LISTING:
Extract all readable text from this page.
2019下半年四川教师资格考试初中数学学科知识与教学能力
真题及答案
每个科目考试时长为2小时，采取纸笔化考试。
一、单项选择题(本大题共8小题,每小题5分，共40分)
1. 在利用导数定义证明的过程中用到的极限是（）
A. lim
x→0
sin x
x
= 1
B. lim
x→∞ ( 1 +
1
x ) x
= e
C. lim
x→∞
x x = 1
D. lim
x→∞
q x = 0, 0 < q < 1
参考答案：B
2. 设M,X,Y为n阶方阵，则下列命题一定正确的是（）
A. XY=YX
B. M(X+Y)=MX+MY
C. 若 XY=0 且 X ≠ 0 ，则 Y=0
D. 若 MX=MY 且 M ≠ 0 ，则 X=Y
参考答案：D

==

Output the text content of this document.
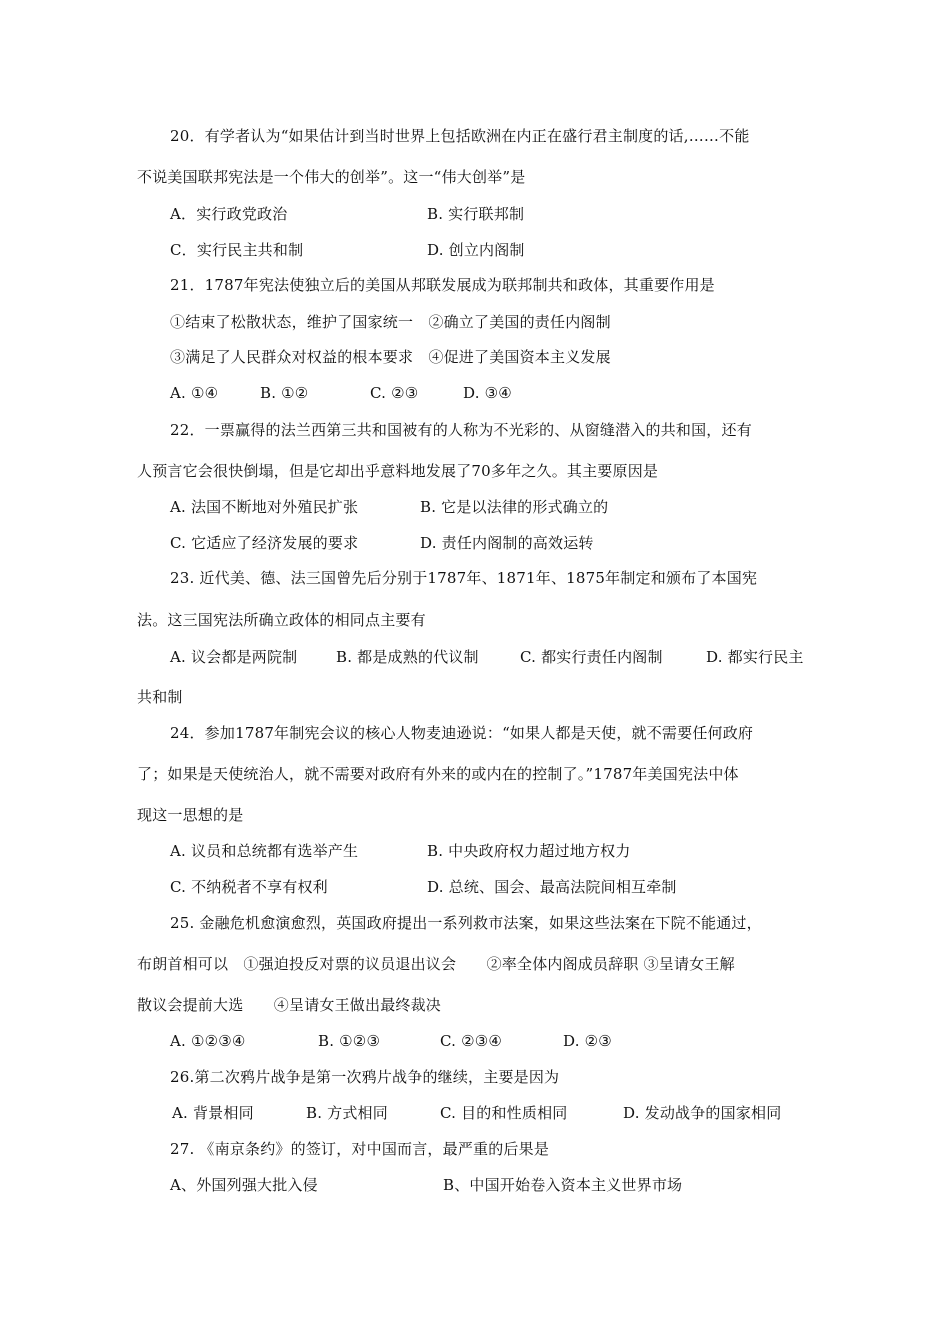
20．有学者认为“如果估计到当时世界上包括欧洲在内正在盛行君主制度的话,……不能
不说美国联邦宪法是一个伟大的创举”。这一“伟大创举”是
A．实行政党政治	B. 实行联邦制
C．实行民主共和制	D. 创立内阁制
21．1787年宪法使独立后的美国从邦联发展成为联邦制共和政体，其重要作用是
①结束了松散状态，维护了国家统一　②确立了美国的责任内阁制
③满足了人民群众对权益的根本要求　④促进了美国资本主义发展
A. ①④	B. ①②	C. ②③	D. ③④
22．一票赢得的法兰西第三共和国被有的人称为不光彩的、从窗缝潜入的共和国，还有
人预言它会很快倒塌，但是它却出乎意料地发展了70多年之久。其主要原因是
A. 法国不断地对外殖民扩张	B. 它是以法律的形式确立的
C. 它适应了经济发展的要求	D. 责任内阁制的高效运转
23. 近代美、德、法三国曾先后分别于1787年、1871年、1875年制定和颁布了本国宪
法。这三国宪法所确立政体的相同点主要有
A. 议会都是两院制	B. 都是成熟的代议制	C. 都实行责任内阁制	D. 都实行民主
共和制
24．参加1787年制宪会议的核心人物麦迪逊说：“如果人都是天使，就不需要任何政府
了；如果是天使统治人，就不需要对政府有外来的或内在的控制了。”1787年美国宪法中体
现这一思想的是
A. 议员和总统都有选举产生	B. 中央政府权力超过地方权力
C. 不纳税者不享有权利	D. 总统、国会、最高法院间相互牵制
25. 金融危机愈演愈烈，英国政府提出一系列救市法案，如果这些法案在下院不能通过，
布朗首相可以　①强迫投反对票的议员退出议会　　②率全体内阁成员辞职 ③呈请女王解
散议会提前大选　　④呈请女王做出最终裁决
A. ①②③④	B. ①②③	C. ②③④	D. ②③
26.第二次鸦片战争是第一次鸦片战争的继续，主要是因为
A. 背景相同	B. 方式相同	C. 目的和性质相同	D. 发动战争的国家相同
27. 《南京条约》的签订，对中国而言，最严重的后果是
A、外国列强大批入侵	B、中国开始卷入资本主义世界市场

GOAL: Show every line where the string "this" appears.

WRITTEN SOLUTION:
Extract all readable text from this page.
Output the text content of this document.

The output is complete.